- _INSTRUCTION_
Collect all lines containing the word "this" from the data.

---------- MATERIAL SUPPLIED

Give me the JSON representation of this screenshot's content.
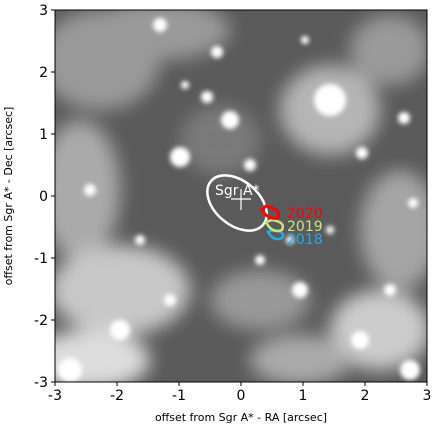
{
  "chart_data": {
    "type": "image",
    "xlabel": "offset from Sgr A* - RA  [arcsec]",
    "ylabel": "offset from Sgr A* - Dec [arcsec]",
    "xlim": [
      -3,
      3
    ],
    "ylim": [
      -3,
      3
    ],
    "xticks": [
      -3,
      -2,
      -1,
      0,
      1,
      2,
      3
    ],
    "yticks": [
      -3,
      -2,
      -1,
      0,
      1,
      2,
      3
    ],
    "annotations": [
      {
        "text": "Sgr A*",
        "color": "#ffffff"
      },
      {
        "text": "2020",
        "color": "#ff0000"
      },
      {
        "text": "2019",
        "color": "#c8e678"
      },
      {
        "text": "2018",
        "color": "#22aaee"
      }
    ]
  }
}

--------------------
---------- MATERIAL SUPPLIED

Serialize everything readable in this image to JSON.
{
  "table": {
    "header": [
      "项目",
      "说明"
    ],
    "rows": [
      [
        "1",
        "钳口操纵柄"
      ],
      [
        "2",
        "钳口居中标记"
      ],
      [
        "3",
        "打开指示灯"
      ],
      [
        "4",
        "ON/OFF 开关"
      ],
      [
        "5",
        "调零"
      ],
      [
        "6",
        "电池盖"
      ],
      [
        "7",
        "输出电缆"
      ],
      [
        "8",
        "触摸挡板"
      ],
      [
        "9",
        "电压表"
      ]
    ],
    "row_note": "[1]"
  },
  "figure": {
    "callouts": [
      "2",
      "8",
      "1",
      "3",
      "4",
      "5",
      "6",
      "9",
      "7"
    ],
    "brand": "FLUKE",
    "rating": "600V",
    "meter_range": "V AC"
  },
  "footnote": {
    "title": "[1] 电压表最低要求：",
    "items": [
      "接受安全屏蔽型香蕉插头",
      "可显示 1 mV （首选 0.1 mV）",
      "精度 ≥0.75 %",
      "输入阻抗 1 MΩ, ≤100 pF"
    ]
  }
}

--------------------

- _REPLY TO THE EXERCISE_
Give me the JSON representation of this screenshot's content.
Serialize everything readable in this image to JSON.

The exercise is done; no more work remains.